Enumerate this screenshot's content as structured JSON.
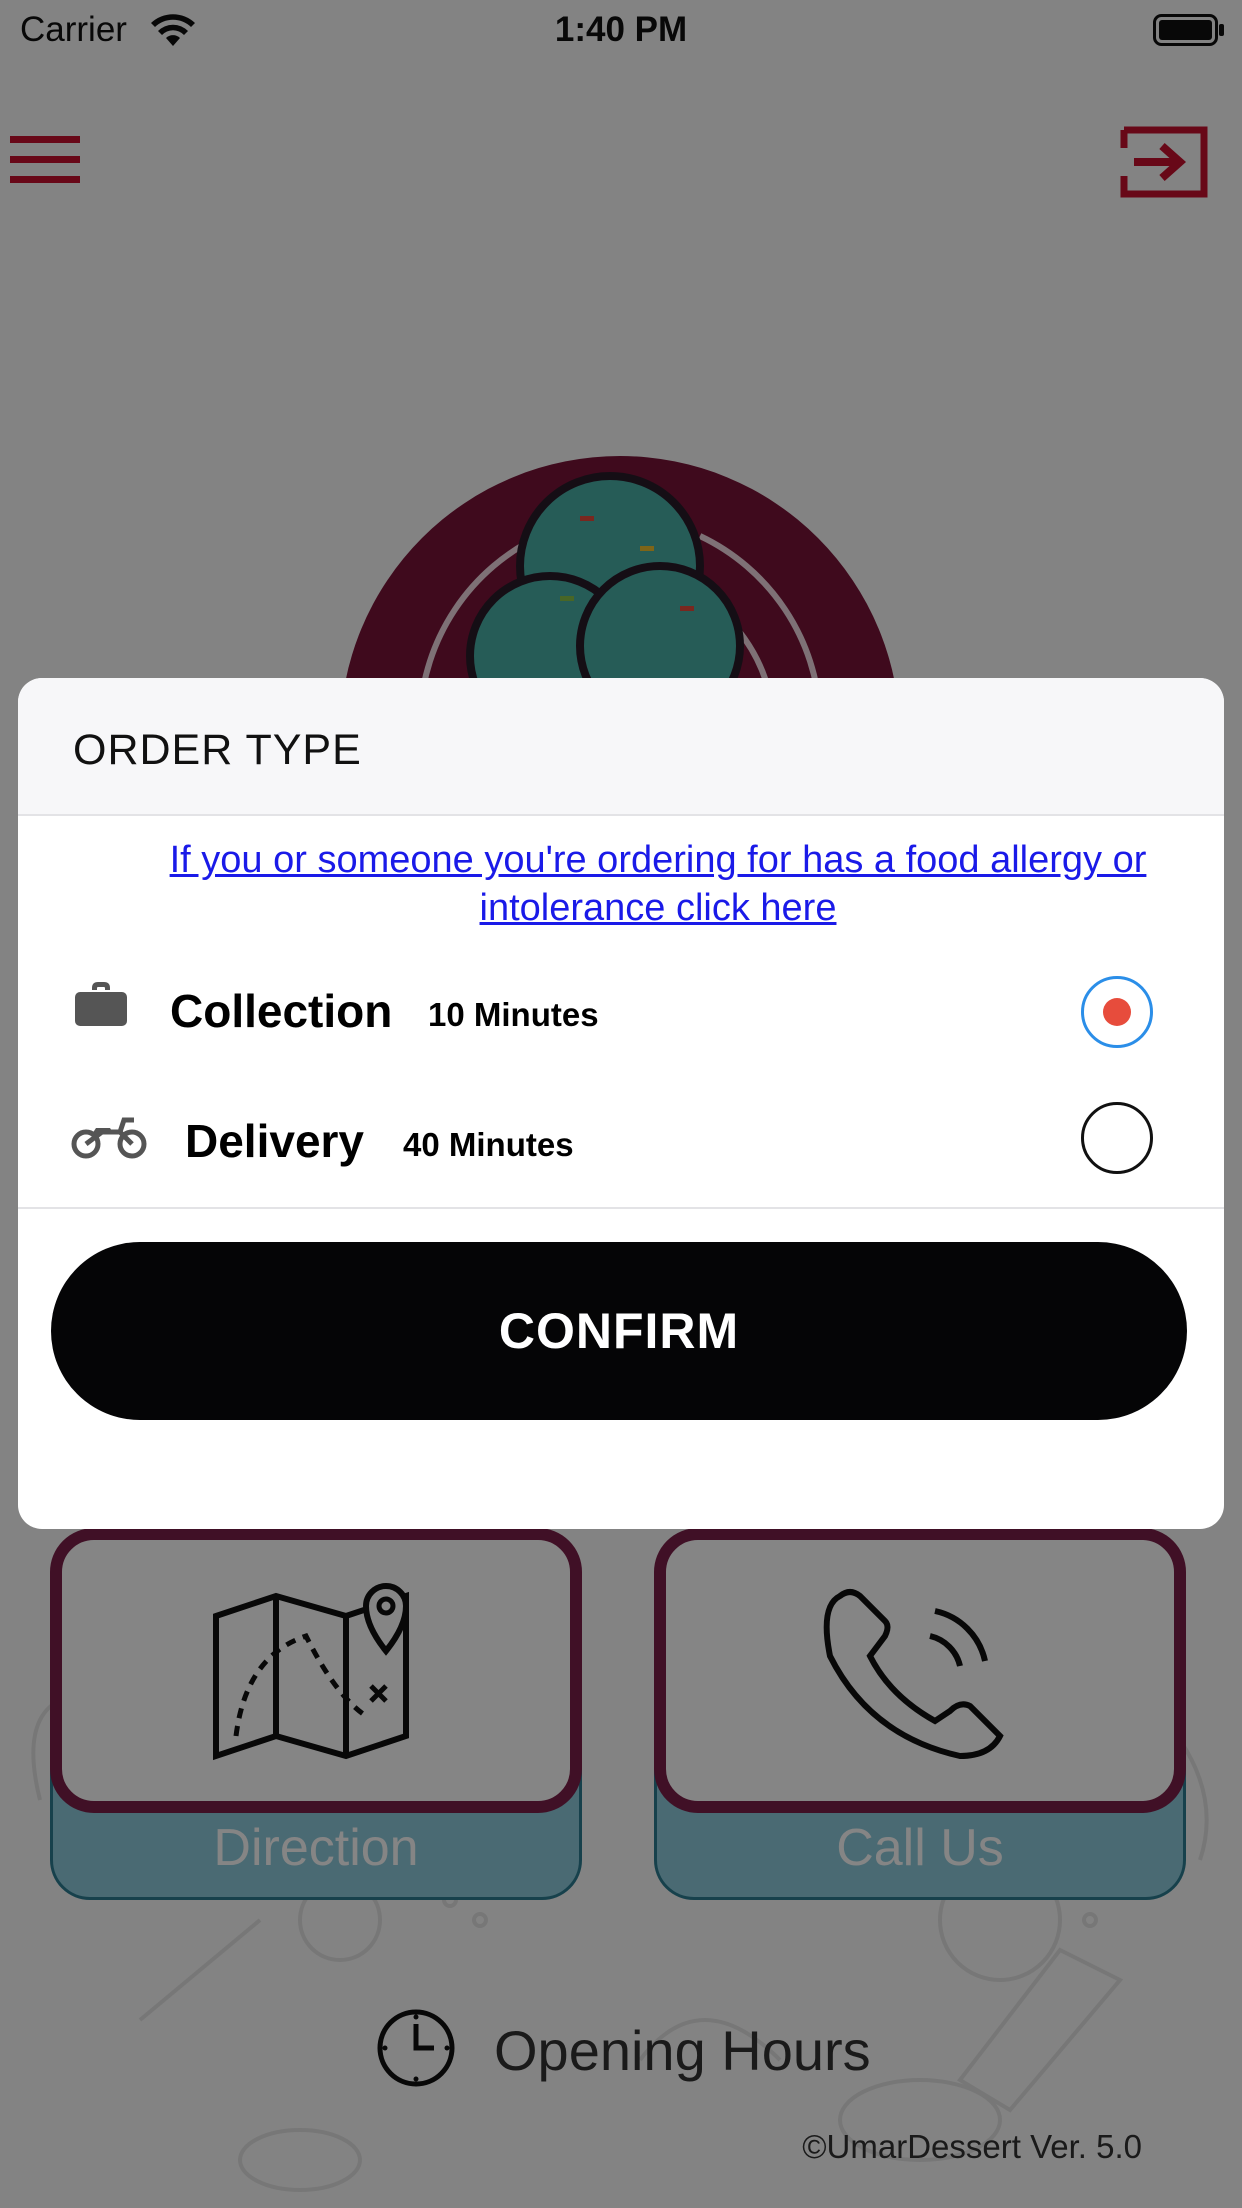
{
  "status_bar": {
    "carrier": "Carrier",
    "time": "1:40 PM"
  },
  "nav": {
    "menu_icon": "hamburger-menu-icon",
    "logout_icon": "logout-icon"
  },
  "colors": {
    "accent_red": "#c8102e",
    "tile_frame": "#7c2049",
    "tile_bg": "#8ecbdc",
    "confirm_bg": "#050506",
    "radio_selected_ring": "#2b8ee8",
    "radio_selected_dot": "#e74c3c",
    "link": "#1a1ae8"
  },
  "home": {
    "tiles": [
      {
        "label": "Direction",
        "icon": "map-icon"
      },
      {
        "label": "Call Us",
        "icon": "phone-icon"
      }
    ],
    "opening_hours_label": "Opening Hours",
    "copyright": "©UmarDessert Ver. 5.0"
  },
  "modal": {
    "title": "ORDER TYPE",
    "allergy_link": "If you or someone you're ordering for has a food allergy or intolerance click here",
    "options": [
      {
        "name": "Collection",
        "time": "10 Minutes",
        "icon": "briefcase-icon",
        "selected": true
      },
      {
        "name": "Delivery",
        "time": "40 Minutes",
        "icon": "motorbike-icon",
        "selected": false
      }
    ],
    "confirm_label": "CONFIRM"
  }
}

[GIVEN INSTRUCTION] Leave the pictures out, and print every line of the listing exactly as written.

[TASK RESPONSE]
Enumerate this screenshot's content as structured JSON.
{
  "status_bar": {
    "carrier": "Carrier",
    "time": "1:40 PM"
  },
  "nav": {
    "menu_icon": "hamburger-menu-icon",
    "logout_icon": "logout-icon"
  },
  "colors": {
    "accent_red": "#c8102e",
    "tile_frame": "#7c2049",
    "tile_bg": "#8ecbdc",
    "confirm_bg": "#050506",
    "radio_selected_ring": "#2b8ee8",
    "radio_selected_dot": "#e74c3c",
    "link": "#1a1ae8"
  },
  "home": {
    "tiles": [
      {
        "label": "Direction",
        "icon": "map-icon"
      },
      {
        "label": "Call Us",
        "icon": "phone-icon"
      }
    ],
    "opening_hours_label": "Opening Hours",
    "copyright": "©UmarDessert Ver. 5.0"
  },
  "modal": {
    "title": "ORDER TYPE",
    "allergy_link": "If you or someone you're ordering for has a food allergy or intolerance click here",
    "options": [
      {
        "name": "Collection",
        "time": "10 Minutes",
        "icon": "briefcase-icon",
        "selected": true
      },
      {
        "name": "Delivery",
        "time": "40 Minutes",
        "icon": "motorbike-icon",
        "selected": false
      }
    ],
    "confirm_label": "CONFIRM"
  }
}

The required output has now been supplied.